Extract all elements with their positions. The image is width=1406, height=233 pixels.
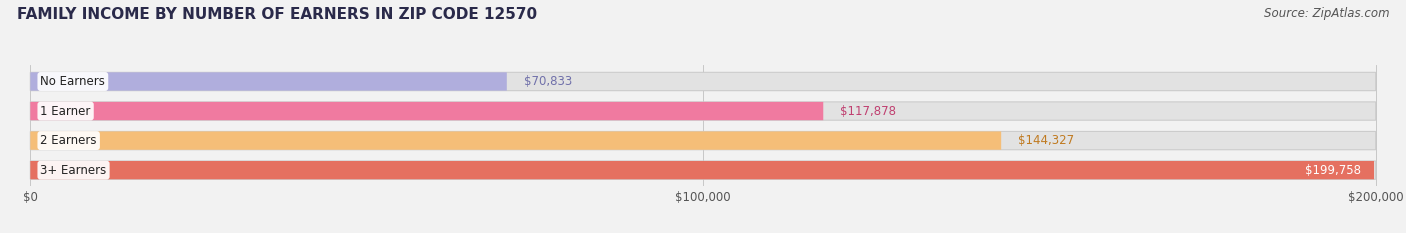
Text: No Earners: No Earners (41, 75, 105, 88)
FancyBboxPatch shape (31, 131, 1001, 150)
Text: FAMILY INCOME BY NUMBER OF EARNERS IN ZIP CODE 12570: FAMILY INCOME BY NUMBER OF EARNERS IN ZI… (17, 7, 537, 22)
FancyBboxPatch shape (31, 72, 506, 91)
FancyBboxPatch shape (31, 161, 1375, 179)
Text: 3+ Earners: 3+ Earners (41, 164, 107, 177)
FancyBboxPatch shape (31, 102, 824, 120)
Text: $144,327: $144,327 (1018, 134, 1074, 147)
Text: 2 Earners: 2 Earners (41, 134, 97, 147)
Text: $199,758: $199,758 (1305, 164, 1361, 177)
FancyBboxPatch shape (31, 161, 1374, 179)
FancyBboxPatch shape (31, 131, 1375, 150)
Text: Source: ZipAtlas.com: Source: ZipAtlas.com (1264, 7, 1389, 20)
FancyBboxPatch shape (31, 102, 1375, 120)
FancyBboxPatch shape (31, 72, 1375, 91)
Text: $70,833: $70,833 (523, 75, 572, 88)
Text: 1 Earner: 1 Earner (41, 105, 91, 117)
Text: $117,878: $117,878 (839, 105, 896, 117)
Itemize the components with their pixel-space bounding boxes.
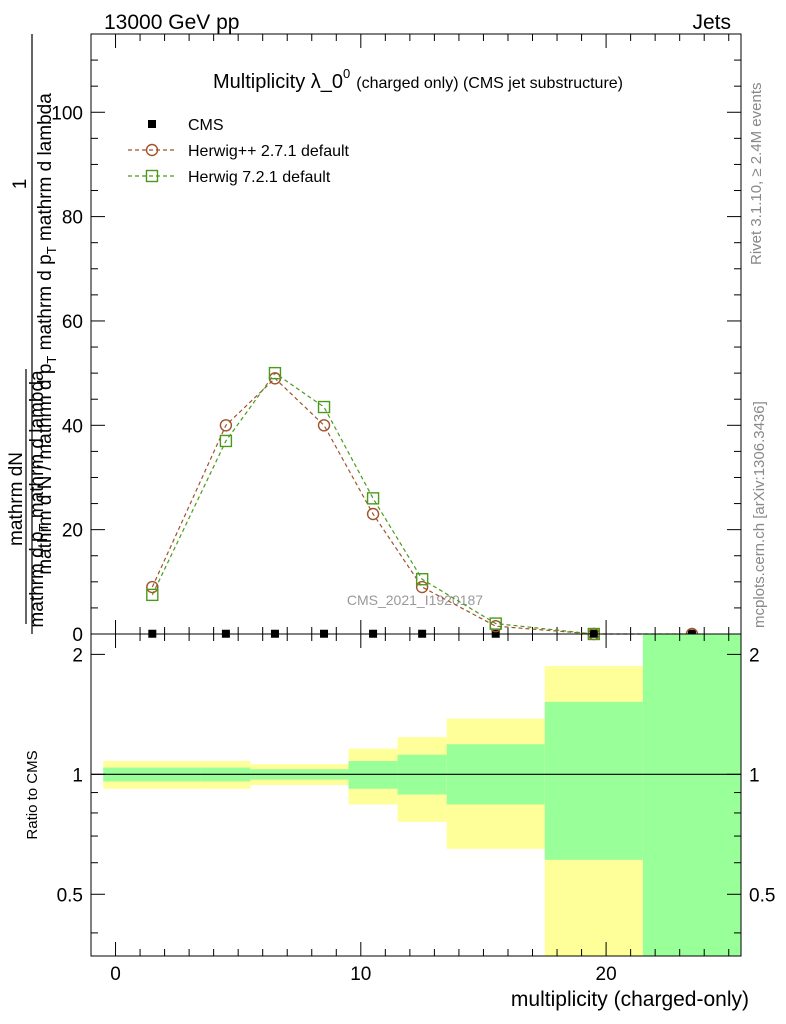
herwig-pp-point — [415, 580, 429, 594]
ylabel-outer-denominator: mathrm d N / mathrm d pT mathrm d pT mat… — [35, 93, 59, 575]
x-tick-label: 10 — [350, 964, 371, 985]
herwig7-point — [219, 434, 233, 448]
ratio-y-tick-label-right: 1 — [749, 765, 760, 786]
herwig-pp-point — [366, 507, 380, 521]
main-x-ticks — [90, 34, 730, 634]
series-line — [151, 377, 692, 635]
main-y-ticks: 0 20 40 60 80 100 — [51, 59, 741, 646]
ratio-frame — [90, 633, 742, 957]
y-tick-label: 40 — [62, 416, 83, 437]
mcplots-label: mcplots.cern.ch [arXiv:1306.3436] — [751, 401, 768, 628]
main-panel: 0 20 40 60 80 100 CMS_2021_I1920187 Multiplic… — [51, 33, 742, 646]
y-tick-label: 60 — [62, 312, 83, 333]
legend-marker — [145, 143, 159, 157]
herwig-pp-point — [219, 419, 233, 432]
chart-title-subtitle: (charged only) (CMS jet substructure) — [356, 75, 623, 92]
x-tick-label: 0 — [110, 964, 121, 985]
ratio-inner-band — [544, 701, 643, 860]
ratio-y-tick-label-right: 2 — [749, 645, 760, 666]
legend-marker — [148, 120, 156, 128]
ratio-y-tick-label-left: 2 — [72, 645, 83, 666]
rivet-version-label: Rivet 3.1.10, ≥ 2.4M events — [748, 83, 765, 266]
x-tick-label: 20 — [596, 964, 617, 985]
herwig-pp-point — [146, 580, 159, 594]
main-y-axis-label: mathrm dN mathrm d pT mathrm d lambda 1 … — [6, 34, 59, 634]
herwig7-point — [366, 492, 380, 505]
herwig7-point — [317, 400, 331, 414]
y-tick-label: 100 — [51, 103, 83, 124]
x-axis-label: multiplicity (charged-only) — [511, 988, 749, 1011]
legend-marker — [145, 169, 159, 183]
chart-title-main: Multiplicity λ_0 — [213, 71, 343, 93]
chart-title: Multiplicity λ_00 (charged only) (CMS jet… — [213, 66, 623, 93]
ylabel-inner-denominator: mathrm d pT mathrm d lambda — [27, 370, 51, 628]
ylabel-outer-numerator: 1 — [10, 179, 31, 190]
herwig7-point — [146, 588, 159, 602]
ratio-x-ticks: 0 10 20 — [90, 634, 730, 985]
herwig-pp-point — [317, 419, 331, 432]
analysis-group-label: Jets — [692, 11, 731, 34]
ratio-bands — [103, 634, 741, 956]
herwig7-point — [268, 366, 282, 380]
ratio-y-tick-label-left: 0.5 — [57, 885, 83, 906]
legend-label: Herwig++ 2.7.1 default — [188, 143, 350, 160]
legend-label: Herwig 7.2.1 default — [188, 169, 331, 186]
ratio-panel: 0.5 0.5 1 1 2 2 0 10 20 — [57, 633, 775, 985]
legend: CMS Herwig++ 2.7.1 default Herwig 7.2.1 de… — [128, 117, 350, 186]
analysis-watermark: CMS_2021_I1920187 — [347, 592, 483, 608]
ylabel-inner-numerator: mathrm dN — [6, 452, 27, 546]
ratio-y-axis-label: Ratio to CMS — [24, 750, 41, 839]
series-line — [151, 372, 594, 635]
energy-label: 13000 GeV pp — [104, 11, 239, 34]
herwig7-point — [415, 573, 429, 586]
y-tick-label: 80 — [62, 208, 83, 229]
ratio-y-ticks: 0.5 0.5 1 1 2 2 — [57, 645, 775, 934]
y-tick-label: 20 — [62, 521, 83, 542]
legend-label: CMS — [188, 117, 224, 134]
y-tick-label: 0 — [72, 625, 83, 646]
ratio-y-tick-label-left: 1 — [72, 765, 83, 786]
ratio-inner-band — [642, 634, 741, 956]
chart-title-superscript: 0 — [343, 66, 350, 81]
herwig7-point — [489, 617, 502, 630]
ratio-y-tick-label-right: 0.5 — [749, 885, 775, 906]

:::

### Exercise
Return the entire listing above verbatim, line for line, and leave the pictures out.

### Written answer
Extract all elements with their positions. The image is width=1406, height=233 pixels.
Text: No Earners: No Earners (41, 75, 105, 88)
FancyBboxPatch shape (31, 131, 1001, 150)
Text: FAMILY INCOME BY NUMBER OF EARNERS IN ZIP CODE 12570: FAMILY INCOME BY NUMBER OF EARNERS IN ZI… (17, 7, 537, 22)
FancyBboxPatch shape (31, 72, 506, 91)
FancyBboxPatch shape (31, 161, 1375, 179)
Text: 3+ Earners: 3+ Earners (41, 164, 107, 177)
FancyBboxPatch shape (31, 102, 824, 120)
Text: $144,327: $144,327 (1018, 134, 1074, 147)
Text: 2 Earners: 2 Earners (41, 134, 97, 147)
Text: $199,758: $199,758 (1305, 164, 1361, 177)
FancyBboxPatch shape (31, 161, 1374, 179)
FancyBboxPatch shape (31, 131, 1375, 150)
Text: Source: ZipAtlas.com: Source: ZipAtlas.com (1264, 7, 1389, 20)
FancyBboxPatch shape (31, 102, 1375, 120)
FancyBboxPatch shape (31, 72, 1375, 91)
Text: $70,833: $70,833 (523, 75, 572, 88)
Text: 1 Earner: 1 Earner (41, 105, 91, 117)
Text: $117,878: $117,878 (839, 105, 896, 117)
Itemize the components with their pixel-space bounding boxes.
herwig-pp-point — [415, 580, 429, 594]
ylabel-outer-denominator: mathrm d N / mathrm d pT mathrm d pT mat… — [35, 93, 59, 575]
x-tick-label: 10 — [350, 964, 371, 985]
herwig7-point — [219, 434, 233, 448]
ratio-y-tick-label-right: 1 — [749, 765, 760, 786]
herwig-pp-point — [366, 507, 380, 521]
main-x-ticks — [90, 34, 730, 634]
series-line — [151, 377, 692, 635]
main-y-ticks: 0 20 40 60 80 100 — [51, 59, 741, 646]
ratio-frame — [90, 633, 742, 957]
y-tick-label: 40 — [62, 416, 83, 437]
mcplots-label: mcplots.cern.ch [arXiv:1306.3436] — [751, 401, 768, 628]
main-panel: 0 20 40 60 80 100 CMS_2021_I1920187 Multiplic… — [51, 33, 742, 646]
y-tick-label: 60 — [62, 312, 83, 333]
legend-marker — [145, 143, 159, 157]
herwig-pp-point — [219, 419, 233, 432]
chart-title-subtitle: (charged only) (CMS jet substructure) — [356, 75, 623, 92]
x-tick-label: 0 — [110, 964, 121, 985]
ratio-inner-band — [544, 701, 643, 860]
ratio-y-tick-label-right: 2 — [749, 645, 760, 666]
legend-marker — [148, 120, 156, 128]
ratio-y-tick-label-left: 2 — [72, 645, 83, 666]
rivet-version-label: Rivet 3.1.10, ≥ 2.4M events — [748, 83, 765, 266]
x-tick-label: 20 — [596, 964, 617, 985]
herwig-pp-point — [146, 580, 159, 594]
main-y-axis-label: mathrm dN mathrm d pT mathrm d lambda 1 … — [6, 34, 59, 634]
herwig7-point — [366, 492, 380, 505]
herwig7-point — [317, 400, 331, 414]
y-tick-label: 100 — [51, 103, 83, 124]
x-axis-label: multiplicity (charged-only) — [511, 988, 749, 1011]
legend-marker — [145, 169, 159, 183]
chart-title-main: Multiplicity λ_0 — [213, 71, 343, 93]
chart-title: Multiplicity λ_00 (charged only) (CMS jet… — [213, 66, 623, 93]
ylabel-inner-denominator: mathrm d pT mathrm d lambda — [27, 370, 51, 628]
ylabel-outer-numerator: 1 — [10, 179, 31, 190]
herwig7-point — [146, 588, 159, 602]
ratio-x-ticks: 0 10 20 — [90, 634, 730, 985]
herwig-pp-point — [317, 419, 331, 432]
analysis-group-label: Jets — [692, 11, 731, 34]
ratio-bands — [103, 634, 741, 956]
herwig7-point — [268, 366, 282, 380]
ratio-y-tick-label-left: 0.5 — [57, 885, 83, 906]
legend-label: Herwig++ 2.7.1 default — [188, 143, 350, 160]
legend-label: Herwig 7.2.1 default — [188, 169, 331, 186]
ratio-panel: 0.5 0.5 1 1 2 2 0 10 20 — [57, 633, 775, 985]
legend: CMS Herwig++ 2.7.1 default Herwig 7.2.1 de… — [128, 117, 350, 186]
analysis-watermark: CMS_2021_I1920187 — [347, 592, 483, 608]
ylabel-inner-numerator: mathrm dN — [6, 452, 27, 546]
ratio-y-axis-label: Ratio to CMS — [24, 750, 41, 839]
series-line — [151, 372, 594, 635]
energy-label: 13000 GeV pp — [104, 11, 239, 34]
herwig7-point — [415, 573, 429, 586]
y-tick-label: 80 — [62, 208, 83, 229]
ratio-y-ticks: 0.5 0.5 1 1 2 2 — [57, 645, 775, 934]
y-tick-label: 20 — [62, 521, 83, 542]
legend-label: CMS — [188, 117, 224, 134]
y-tick-label: 0 — [72, 625, 83, 646]
ratio-y-tick-label-left: 1 — [72, 765, 83, 786]
ratio-inner-band — [642, 634, 741, 956]
chart-title-superscript: 0 — [343, 66, 350, 81]
herwig7-point — [489, 617, 502, 630]
ratio-y-tick-label-right: 0.5 — [749, 885, 775, 906]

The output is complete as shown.